JOB —
Exact reproduction of the data is required, with images excluded.

Stored entries
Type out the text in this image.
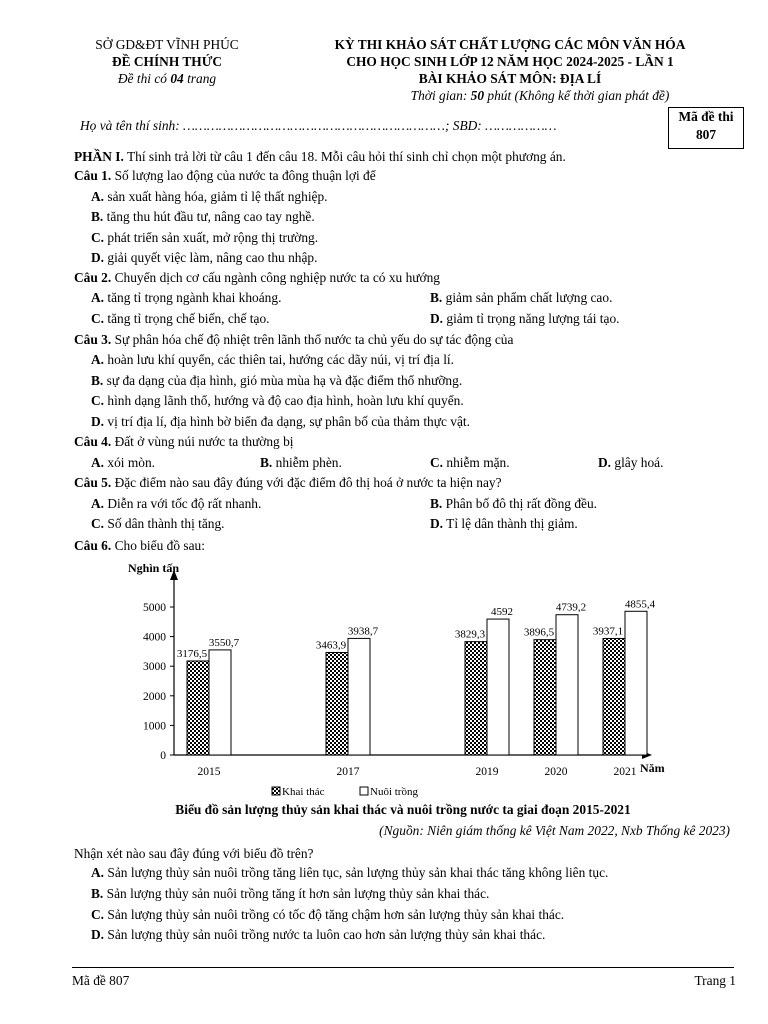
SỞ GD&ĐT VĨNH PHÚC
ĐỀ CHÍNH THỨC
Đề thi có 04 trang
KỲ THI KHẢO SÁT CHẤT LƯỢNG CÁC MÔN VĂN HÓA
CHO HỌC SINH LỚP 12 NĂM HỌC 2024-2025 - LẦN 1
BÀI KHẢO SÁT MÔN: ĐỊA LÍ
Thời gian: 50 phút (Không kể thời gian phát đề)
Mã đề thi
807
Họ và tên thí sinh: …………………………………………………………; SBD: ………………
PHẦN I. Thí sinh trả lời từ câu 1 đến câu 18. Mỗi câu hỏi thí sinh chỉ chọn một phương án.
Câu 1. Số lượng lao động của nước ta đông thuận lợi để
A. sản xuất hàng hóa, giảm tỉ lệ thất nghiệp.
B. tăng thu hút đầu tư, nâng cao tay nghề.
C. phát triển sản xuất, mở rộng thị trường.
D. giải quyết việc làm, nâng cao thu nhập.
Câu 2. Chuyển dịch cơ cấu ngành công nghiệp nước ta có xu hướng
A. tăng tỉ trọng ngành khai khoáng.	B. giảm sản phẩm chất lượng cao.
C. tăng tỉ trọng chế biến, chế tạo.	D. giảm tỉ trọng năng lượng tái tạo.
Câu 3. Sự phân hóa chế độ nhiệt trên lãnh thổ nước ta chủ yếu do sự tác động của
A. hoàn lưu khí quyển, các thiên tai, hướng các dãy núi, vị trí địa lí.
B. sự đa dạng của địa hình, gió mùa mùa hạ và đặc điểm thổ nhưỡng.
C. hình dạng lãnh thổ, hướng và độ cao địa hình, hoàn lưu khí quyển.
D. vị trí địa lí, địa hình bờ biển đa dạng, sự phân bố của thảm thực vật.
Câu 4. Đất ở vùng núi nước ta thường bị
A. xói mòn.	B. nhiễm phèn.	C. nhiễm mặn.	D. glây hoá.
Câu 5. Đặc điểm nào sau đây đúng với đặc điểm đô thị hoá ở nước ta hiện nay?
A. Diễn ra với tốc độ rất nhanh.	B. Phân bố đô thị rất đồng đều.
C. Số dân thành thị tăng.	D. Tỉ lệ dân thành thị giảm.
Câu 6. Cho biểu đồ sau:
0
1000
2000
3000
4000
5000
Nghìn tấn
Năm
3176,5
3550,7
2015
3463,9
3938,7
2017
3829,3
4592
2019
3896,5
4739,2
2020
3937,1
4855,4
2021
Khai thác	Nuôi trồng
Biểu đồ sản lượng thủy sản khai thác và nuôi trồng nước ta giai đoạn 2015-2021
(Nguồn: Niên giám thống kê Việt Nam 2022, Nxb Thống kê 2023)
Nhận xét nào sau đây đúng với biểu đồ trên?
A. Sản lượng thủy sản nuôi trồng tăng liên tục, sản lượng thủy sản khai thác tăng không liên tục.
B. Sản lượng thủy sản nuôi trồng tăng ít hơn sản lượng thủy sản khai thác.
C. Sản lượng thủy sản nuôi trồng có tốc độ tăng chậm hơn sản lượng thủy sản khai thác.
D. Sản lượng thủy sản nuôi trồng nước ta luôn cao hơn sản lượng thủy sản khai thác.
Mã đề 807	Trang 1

OUTPUT FOR THIS TASK —
Type out the text in this image.
SỞ GD&ĐT VĨNH PHÚC
ĐỀ CHÍNH THỨC
Đề thi có 04 trang
KỲ THI KHẢO SÁT CHẤT LƯỢNG CÁC MÔN VĂN HÓA
CHO HỌC SINH LỚP 12 NĂM HỌC 2024-2025 - LẦN 1
BÀI KHẢO SÁT MÔN: ĐỊA LÍ
Thời gian: 50 phút (Không kể thời gian phát đề)
Mã đề thi
807
Họ và tên thí sinh: …………………………………………………………; SBD: ………………
PHẦN I. Thí sinh trả lời từ câu 1 đến câu 18. Mỗi câu hỏi thí sinh chỉ chọn một phương án.
Câu 1. Số lượng lao động của nước ta đông thuận lợi để
A. sản xuất hàng hóa, giảm tỉ lệ thất nghiệp.
B. tăng thu hút đầu tư, nâng cao tay nghề.
C. phát triển sản xuất, mở rộng thị trường.
D. giải quyết việc làm, nâng cao thu nhập.
Câu 2. Chuyển dịch cơ cấu ngành công nghiệp nước ta có xu hướng
A. tăng tỉ trọng ngành khai khoáng.	B. giảm sản phẩm chất lượng cao.
C. tăng tỉ trọng chế biến, chế tạo.	D. giảm tỉ trọng năng lượng tái tạo.
Câu 3. Sự phân hóa chế độ nhiệt trên lãnh thổ nước ta chủ yếu do sự tác động của
A. hoàn lưu khí quyển, các thiên tai, hướng các dãy núi, vị trí địa lí.
B. sự đa dạng của địa hình, gió mùa mùa hạ và đặc điểm thổ nhưỡng.
C. hình dạng lãnh thổ, hướng và độ cao địa hình, hoàn lưu khí quyển.
D. vị trí địa lí, địa hình bờ biển đa dạng, sự phân bố của thảm thực vật.
Câu 4. Đất ở vùng núi nước ta thường bị
A. xói mòn.	B. nhiễm phèn.	C. nhiễm mặn.	D. glây hoá.
Câu 5. Đặc điểm nào sau đây đúng với đặc điểm đô thị hoá ở nước ta hiện nay?
A. Diễn ra với tốc độ rất nhanh.	B. Phân bố đô thị rất đồng đều.
C. Số dân thành thị tăng.	D. Tỉ lệ dân thành thị giảm.
Câu 6. Cho biểu đồ sau:
0
1000
2000
3000
4000
5000
Nghìn tấn
Năm
3176,5
3550,7
2015
3463,9
3938,7
2017
3829,3
4592
2019
3896,5
4739,2
2020
3937,1
4855,4
2021
Khai thác	Nuôi trồng
Biểu đồ sản lượng thủy sản khai thác và nuôi trồng nước ta giai đoạn 2015-2021
(Nguồn: Niên giám thống kê Việt Nam 2022, Nxb Thống kê 2023)
Nhận xét nào sau đây đúng với biểu đồ trên?
A. Sản lượng thủy sản nuôi trồng tăng liên tục, sản lượng thủy sản khai thác tăng không liên tục.
B. Sản lượng thủy sản nuôi trồng tăng ít hơn sản lượng thủy sản khai thác.
C. Sản lượng thủy sản nuôi trồng có tốc độ tăng chậm hơn sản lượng thủy sản khai thác.
D. Sản lượng thủy sản nuôi trồng nước ta luôn cao hơn sản lượng thủy sản khai thác.
Mã đề 807	Trang 1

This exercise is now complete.